Prompt :: Set the listing down unchanged, minus every embedded image.

Input data ::
◇ ◇ ◇ ◇
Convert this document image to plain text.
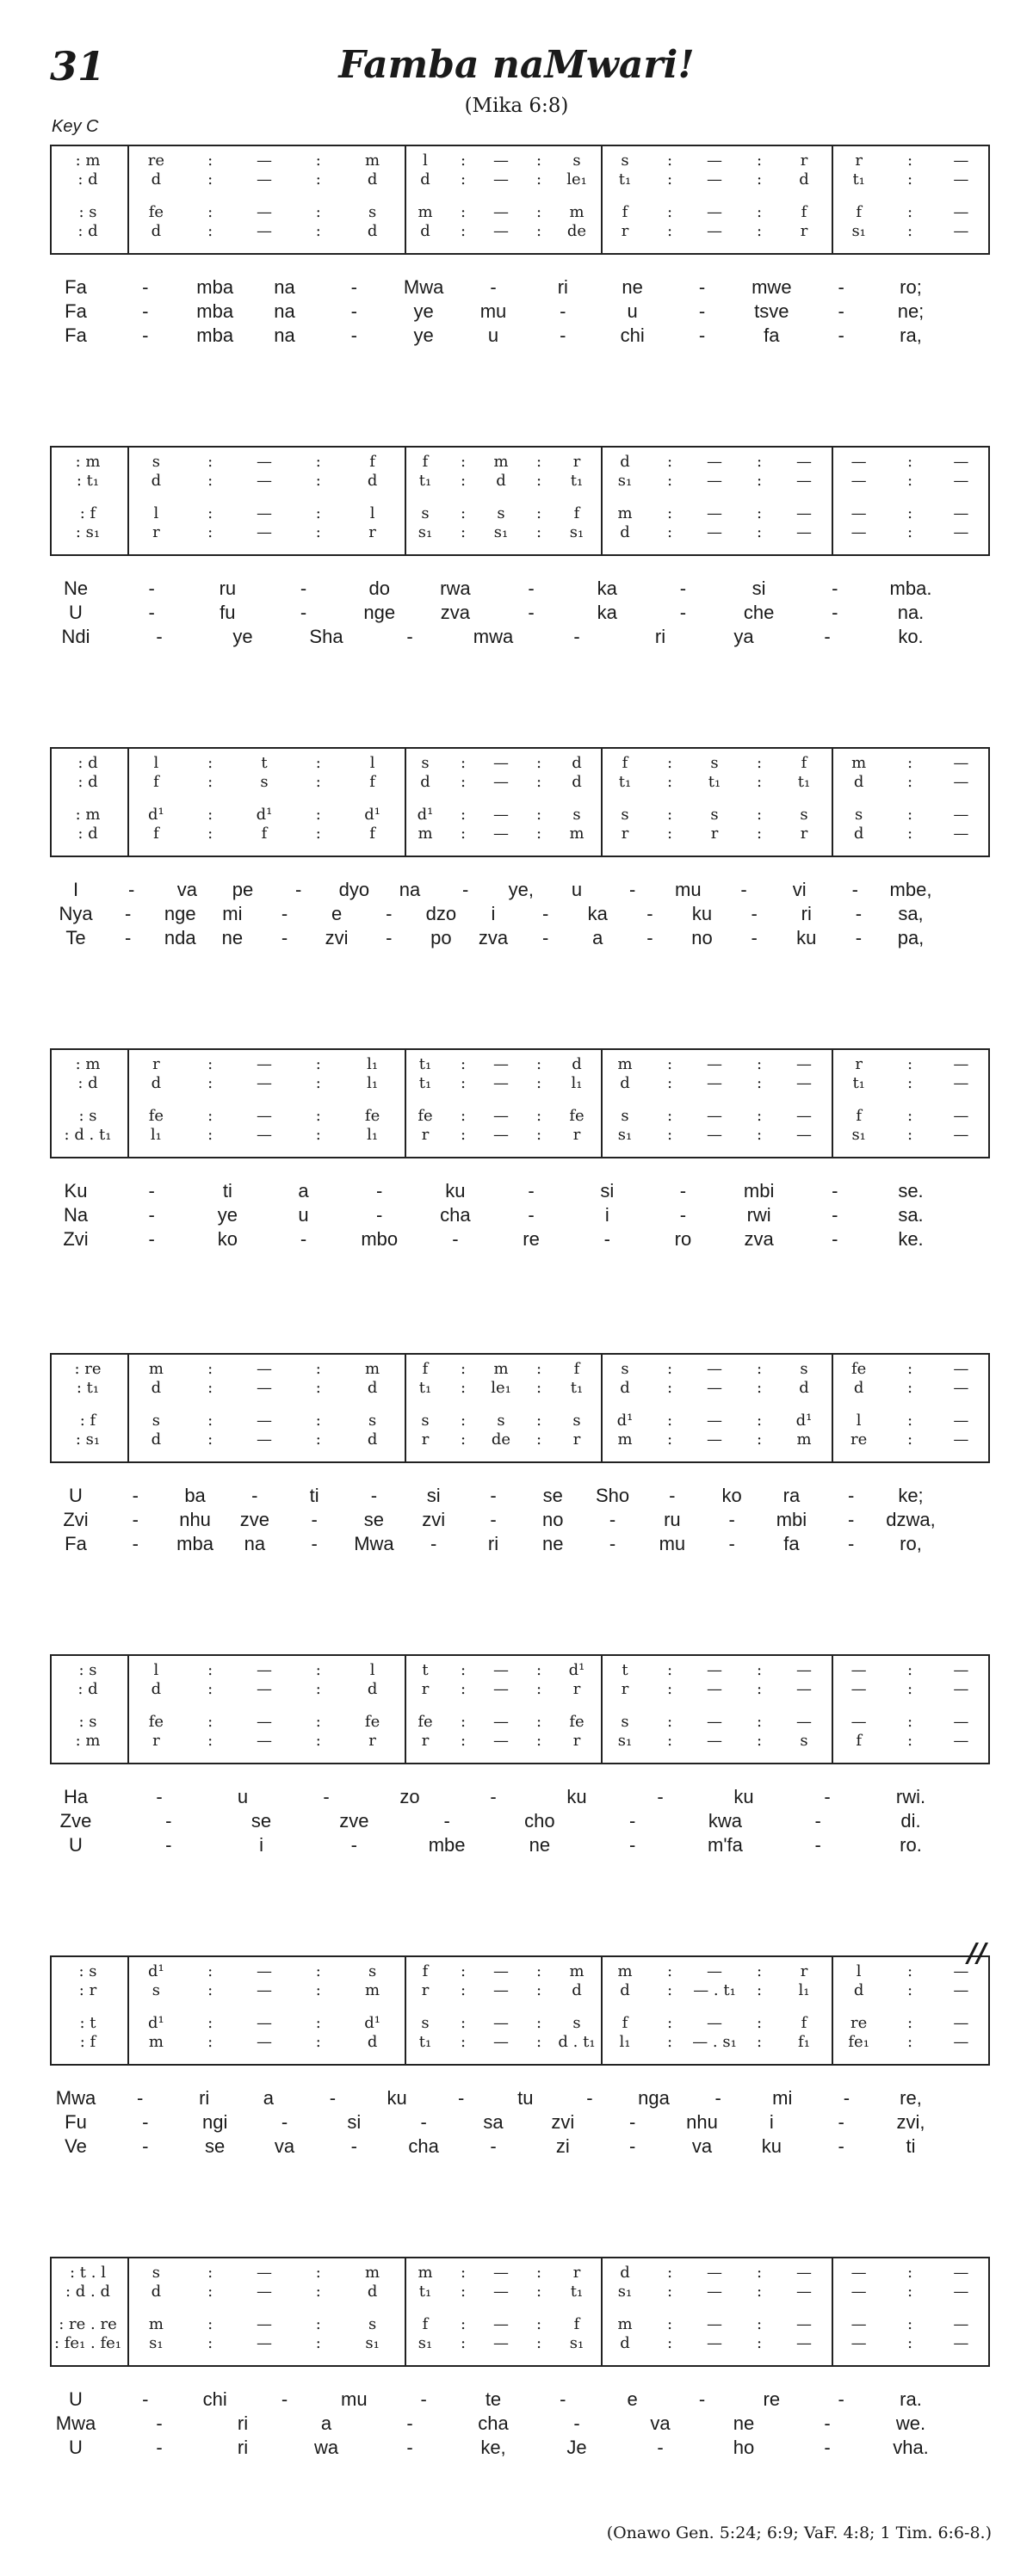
31	Famba naMwari!
(Mika 6:8)
Key C
: m	re	:	—	:	m	l	:	—	:	s	s	:	—	:	r	r	:	—
: d	d	:	—	:	d	d	:	—	:	le₁	t₁	:	—	:	d	t₁	:	—
: s	fe	:	—	:	s	m	:	—	:	m	f	:	—	:	f	f	:	—
: d	d	:	—	:	d	d	:	—	:	de	r	:	—	:	r	s₁	:	—
Fa	-	mba na	- Mwa -	ri	ne	- mwe -	ro;
Fa	-	mba na	-	ye mu	-	u	-	tsve	-	ne;
Fa	-	mba na	-	ye	u	-	chi	-	fa	-	ra,
: m	s	:	—	:	f	f	:	m	:	r	d	:	—	:	—	—	:	—
: t₁	d	:	—	:	d	t₁	:	d	:	t₁	s₁	:	—	:	—	—	:	—
: f	l	:	—	:	l	s	:	s	:	f	m	:	—	:	—	—	:	—
: s₁	r	:	—	:	r	s₁	:	s₁	:	s₁	d	:	—	:	—	—	:	—
Ne	-	ru	-	do	rwa	-	ka	-	si	-	mba.
U	-	fu	-	nge zva	-	ka	-	che	-	na.
Ndi	-	ye	Sha	-	mwa	-	ri	ya	-	ko.
: d	l	:	t	:	l	s	:	—	:	d	f	:	s	:	f	m	:	—
: d	f	:	s	:	f	d	:	—	:	d	t₁	:	t₁	:	t₁	d	:	—
: m	d¹	:	d¹	:	d¹	d¹	:	—	:	s	s	:	s	:	s	s	:	—
: d	f	:	f	:	f	m	:	—	:	m	r	:	r	:	r	d	:	—
I	- va pe - dyo na - ye, u - mu - vi - mbe,
Nya - nge mi - e - dzo i - ka - ku - ri - sa,
Te - nda ne - zvi - po zva - a - no - ku - pa,
: m	r	:	—	:	l₁	t₁	:	—	:	d	m	:	—	:	—	r	:	—
: d	d	:	—	:	l₁	t₁	:	—	:	l₁	d	:	—	:	—	t₁	:	—
: s	fe	:	—	:	fe	fe	:	—	:	fe	s	:	—	:	—	f	:	—
: d . t₁	l₁	:	—	:	l₁	r	:	—	:	r	s₁	:	—	:	—	s₁	:	—
Ku	-	ti	a	-	ku	-	si	-	mbi	-	se.
Na	-	ye	u	-	cha	-	i	-	rwi	-	sa.
Zvi	-	ko	-	mbo	-	re	-	ro	zva	-	ke.
: re	m	:	—	:	m	f	:	m	:	f	s	:	—	:	s	fe	:	—
: t₁	d	:	—	:	d	t₁	:	le₁	:	t₁	d	:	—	:	d	d	:	—
: f	s	:	—	:	s	s	:	s	:	s	d¹	:	—	:	d¹	l	:	—
: s₁	d	:	—	:	d	r	:	de	:	r	m	:	—	:	m	re	:	—
U	- ba -	ti	-	si	- se Sho - ko ra	- ke;
Zvi - nhu zve - se zvi - no -	ru	- mbi - dzwa,
Fa - mba na - Mwa -	ri ne - mu -	fa	- ro,
: s	l	:	—	:	l	t	:	—	:	d¹	t	:	—	:	—	—	:	—
: d	d	:	—	:	d	r	:	—	:	r	r	:	—	:	—	—	:	—
: s	fe	:	—	:	fe	fe	:	—	:	fe	s	:	—	:	—	—	:	—
: m	r	:	—	:	r	r	:	—	:	r	s₁	:	—	:	s	f	:	—
Ha	-	u	-	zo	-	ku	-	ku	-	rwi.
Zve	-	se	zve	-	cho	-	kwa	-	di.
U	-	i	-	mbe	ne	-	m'fa	-	ro.
: s	d¹	:	—	:	s	f	:	—	:	m	m	:	—	:	r	l	:	—
: r	s	:	—	:	m	r	:	—	:	d	d	:	— . t₁	:	l₁	d	:	—
: t	d¹	:	—	:	d¹	s	:	—	:	s	f	:	—	:	f	re	:	—
: f	m	:	—	:	d	t₁	:	—	:	d . t₁	l₁	:	— . s₁	:	f₁	fe₁	:	—
Mwa -	ri	a	-	ku	-	tu	- nga -	mi	-	re,
Fu	-	ngi	-	si	-	sa	zvi	-	nhu	i	-	zvi,
Ve	-	se	va	-	cha	-	zi	-	va	ku	-	ti
: t . l	s	:	—	:	m	m	:	—	:	r	d	:	—	:	—	—	:	—
: d . d	d	:	—	:	d	t₁	:	—	:	t₁	s₁	:	—	:	—	—	:	—
: re . re	m	:	—	:	s	f	:	—	:	f	m	:	—	:	—	—	:	—
: fe₁ . fe₁	s₁	:	—	:	s₁	s₁	:	—	:	s₁	d	:	—	:	—	—	:	—
U	-	chi	-	mu	-	te	-	e	-	re	-	ra.
Mwa	-	ri	a	-	cha	-	va	ne	-	we.
U	-	ri	wa	-	ke,	Je	-	ho	-	vha.
//
(Onawo Gen. 5:24; 6:9; VaF. 4:8; 1 Tim. 6:6-8.)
◇ ◇ ◇ ◇
Solution ::
Convert this document image to plain text.
31	Famba naMwari!
(Mika 6:8)
Key C
: m	re	:	—	:	m	l	:	—	:	s	s	:	—	:	r	r	:	—
: d	d	:	—	:	d	d	:	—	:	le₁	t₁	:	—	:	d	t₁	:	—
: s	fe	:	—	:	s	m	:	—	:	m	f	:	—	:	f	f	:	—
: d	d	:	—	:	d	d	:	—	:	de	r	:	—	:	r	s₁	:	—
Fa	-	mba na	- Mwa -	ri	ne	- mwe -	ro;
Fa	-	mba na	-	ye mu	-	u	-	tsve	-	ne;
Fa	-	mba na	-	ye	u	-	chi	-	fa	-	ra,
: m	s	:	—	:	f	f	:	m	:	r	d	:	—	:	—	—	:	—
: t₁	d	:	—	:	d	t₁	:	d	:	t₁	s₁	:	—	:	—	—	:	—
: f	l	:	—	:	l	s	:	s	:	f	m	:	—	:	—	—	:	—
: s₁	r	:	—	:	r	s₁	:	s₁	:	s₁	d	:	—	:	—	—	:	—
Ne	-	ru	-	do	rwa	-	ka	-	si	-	mba.
U	-	fu	-	nge zva	-	ka	-	che	-	na.
Ndi	-	ye	Sha	-	mwa	-	ri	ya	-	ko.
: d	l	:	t	:	l	s	:	—	:	d	f	:	s	:	f	m	:	—
: d	f	:	s	:	f	d	:	—	:	d	t₁	:	t₁	:	t₁	d	:	—
: m	d¹	:	d¹	:	d¹	d¹	:	—	:	s	s	:	s	:	s	s	:	—
: d	f	:	f	:	f	m	:	—	:	m	r	:	r	:	r	d	:	—
I	- va pe - dyo na - ye, u - mu - vi - mbe,
Nya - nge mi - e - dzo i - ka - ku - ri - sa,
Te - nda ne - zvi - po zva - a - no - ku - pa,
: m	r	:	—	:	l₁	t₁	:	—	:	d	m	:	—	:	—	r	:	—
: d	d	:	—	:	l₁	t₁	:	—	:	l₁	d	:	—	:	—	t₁	:	—
: s	fe	:	—	:	fe	fe	:	—	:	fe	s	:	—	:	—	f	:	—
: d . t₁	l₁	:	—	:	l₁	r	:	—	:	r	s₁	:	—	:	—	s₁	:	—
Ku	-	ti	a	-	ku	-	si	-	mbi	-	se.
Na	-	ye	u	-	cha	-	i	-	rwi	-	sa.
Zvi	-	ko	-	mbo	-	re	-	ro	zva	-	ke.
: re	m	:	—	:	m	f	:	m	:	f	s	:	—	:	s	fe	:	—
: t₁	d	:	—	:	d	t₁	:	le₁	:	t₁	d	:	—	:	d	d	:	—
: f	s	:	—	:	s	s	:	s	:	s	d¹	:	—	:	d¹	l	:	—
: s₁	d	:	—	:	d	r	:	de	:	r	m	:	—	:	m	re	:	—
U	- ba -	ti	-	si	- se Sho - ko ra	- ke;
Zvi - nhu zve - se zvi - no -	ru	- mbi - dzwa,
Fa - mba na - Mwa -	ri ne - mu -	fa	- ro,
: s	l	:	—	:	l	t	:	—	:	d¹	t	:	—	:	—	—	:	—
: d	d	:	—	:	d	r	:	—	:	r	r	:	—	:	—	—	:	—
: s	fe	:	—	:	fe	fe	:	—	:	fe	s	:	—	:	—	—	:	—
: m	r	:	—	:	r	r	:	—	:	r	s₁	:	—	:	s	f	:	—
Ha	-	u	-	zo	-	ku	-	ku	-	rwi.
Zve	-	se	zve	-	cho	-	kwa	-	di.
U	-	i	-	mbe	ne	-	m'fa	-	ro.
: s	d¹	:	—	:	s	f	:	—	:	m	m	:	—	:	r	l	:	—
: r	s	:	—	:	m	r	:	—	:	d	d	:	— . t₁	:	l₁	d	:	—
: t	d¹	:	—	:	d¹	s	:	—	:	s	f	:	—	:	f	re	:	—
: f	m	:	—	:	d	t₁	:	—	:	d . t₁	l₁	:	— . s₁	:	f₁	fe₁	:	—
Mwa -	ri	a	-	ku	-	tu	- nga -	mi	-	re,
Fu	-	ngi	-	si	-	sa	zvi	-	nhu	i	-	zvi,
Ve	-	se	va	-	cha	-	zi	-	va	ku	-	ti
: t . l	s	:	—	:	m	m	:	—	:	r	d	:	—	:	—	—	:	—
: d . d	d	:	—	:	d	t₁	:	—	:	t₁	s₁	:	—	:	—	—	:	—
: re . re	m	:	—	:	s	f	:	—	:	f	m	:	—	:	—	—	:	—
: fe₁ . fe₁	s₁	:	—	:	s₁	s₁	:	—	:	s₁	d	:	—	:	—	—	:	—
U	-	chi	-	mu	-	te	-	e	-	re	-	ra.
Mwa	-	ri	a	-	cha	-	va	ne	-	we.
U	-	ri	wa	-	ke,	Je	-	ho	-	vha.
//
(Onawo Gen. 5:24; 6:9; VaF. 4:8; 1 Tim. 6:6-8.)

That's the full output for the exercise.